• [Görevler]
1. Musul meselesini anlatan metne göre Lozan Barış Konferansı'nın açılış konuşmasını kim yapmıştır?
2. Musul meselesini anlatan metni kaldığı yerden sürdürün.

• [Kaynak metin]
####################

Musul Konusuna Tarihi Ve Siyasi Bakış
Musul Yavuz Sultan Selim döneminde Osmanlı topraklarına katılmış bulunduğu konum ve kaynakları itibarı ile son derece önemli olup I.Dünya Savaşına kadar(1914-1918) Osmanlıda kalmış lakin savaş sırasında İngiliz Fransızların gizli planları ve Osmanlının savaştan yenik ayrılması buraların İngilizlerce işgaline neden olmuştur M.KEMAL Kurtuluş savaşı sürecinde bölgede Türkmen çoğunluğunu göz önünde bulundurarak referandum istemiş hatta şöyle ifade etmiştir: “Hudud-u millimiz İskenderun’un cenubundan geçer, Şark’a doğru uzanarak Musul’u, Süleymaniye’yi, Kerkük’ü ihtiva eder. İşte hudud-u millimiz budur dedik!demiştir. Yani özetle Musul bizim vatanımızdır.Kurtuluş savaşından zaferle ayrıldıktan sonra İsviçre’de Lozan kentinde Lozan görüşmelerinde haliyle bu konuda görüşülmüştür.
13 Kasım 1922 günü başlaması gereken Lozan Barış Konferansı bir haftalık gecikmeyle 20 Kasım Salı günü İsviçre’nin Lozan şehrinde başlamış ve 21 Kasım’da ise barış görüşmelerine geçilmişti. Açılış konuşması İsviçre Konfederasyonu başkanı M. Haap tarafından yapılan Konferansın en hararetli tartışma konularından birisini Musul oluşturmuştur. Çünkü Musul Türkiye için asgari vatan sınırlarını ifade eden Misak-ı Millinin vazgeçilmez bir ilkesi iken; İngiltere için ise hem zengin petrol kaynaklarına ve hem de sömürgesi Hindistan yolunun emniyeti açısından siyasi, iktisadi ve stratejik bakımından önemli idi! Bu nedenle İngiltere işi sağlama almak için her türlü yola başvuruyordu. Bir taraftan konferansa katılan delegeler üzerinde hâkimiyetini sağlamlaştırmaya çalışırken diğer taraftan da Musul’u bir oldubittiyle işgal etmek için saldırılarını devam ettiriyordu. Hâlbuki Lozan Konferansı, hem Türkiye’de ve hem de İngiltere’de, askeri yöntemlerin yerine diplomasi yolu ile meselenin çözümü noktasında bir umut meydana getirmişti Burada tüm çabalarımıza rağmen İngiliz diplomat Lord Curzon’un Konferansta gösterdiği çabaları konunun o sıcaklıkla çözülmesini engellerken ikili görüşmeye bırakılmış yani Lozan’da kesin çözüm üretilememiştir.

####################

• [Kaynak veriler]
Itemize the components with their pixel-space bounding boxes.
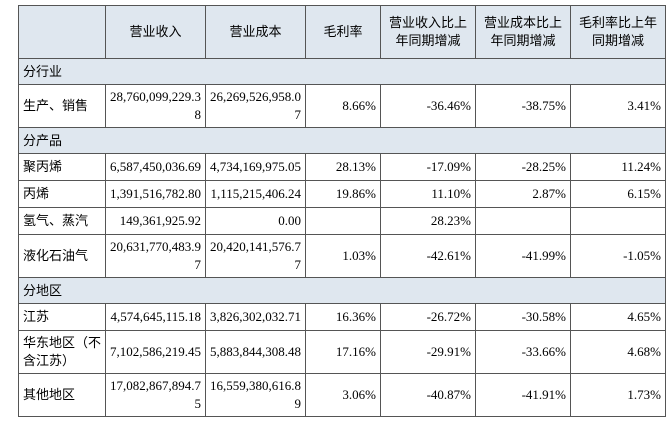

####################

• [Yanıtlar]
1. İsviçre Konfederasyonu başkanı M. Haap.

2.
1926′lı yıllarda İngiltere ile yapılan Ankara Antlaşmasıyla,Musul petrollerinin %5 lik hissesi önce 25 seneliğine bize verilmiş fakat yaşanan Şeyh Sait İsyanı ve yeni kurulan devletin kaynak sıkıntısından ötürü ayrıca İngilizlerle iyi geçinme düşüncesini de eklersek bu haktan vazgeçilmiş sonra da 500 bin İngiliz sterlini karşılığında ırak mandasına bırakılmıştır Musul bugün halen ırak’a bağlıdır.
Tarihsel süreç özetle bu şekildedir eklenecek anlatılacak çok şey var ancak ben günümüzde yaşanan kaosu açıklaması açısından Rahmetli Muhsin Yazıcıoğlu’nun açıklamaları ile sizleri baş başa bırakarak yazımı tamamlıyorum çünkü benim anlatacağım her şeyi Rahmetli Çok güzel İzah etmiş.
Muhsin Yazıcıoğlu, basına verdiği açıklamasında Türkiye'nin güvenliğinin Kerkük ve Musul'dan başladığını ifade ederek, Türkiye'nin şimdiden gerekli tedbirleri alması ve oyunları bozması gerektiğini savundu. Yazıcıoğlu, bu gerçeği fark edemeyen bir dış politikanın da Türkiye'nin milli politikası olamayacağını ifade etti.
Yazıcıoğlu, referanduma kadar Kerkük ve Musul'un Telafer bölgesinin nüfus yapısının tamamen değiştirilerek, Barzani ve Talabani ikilisinin istediği şekle getirilmeye çalışılacağına işaret etti. Daha sonra da burada bir Türkmen-Kürt-Arap çatışması ortamının oluşacağını söyledi.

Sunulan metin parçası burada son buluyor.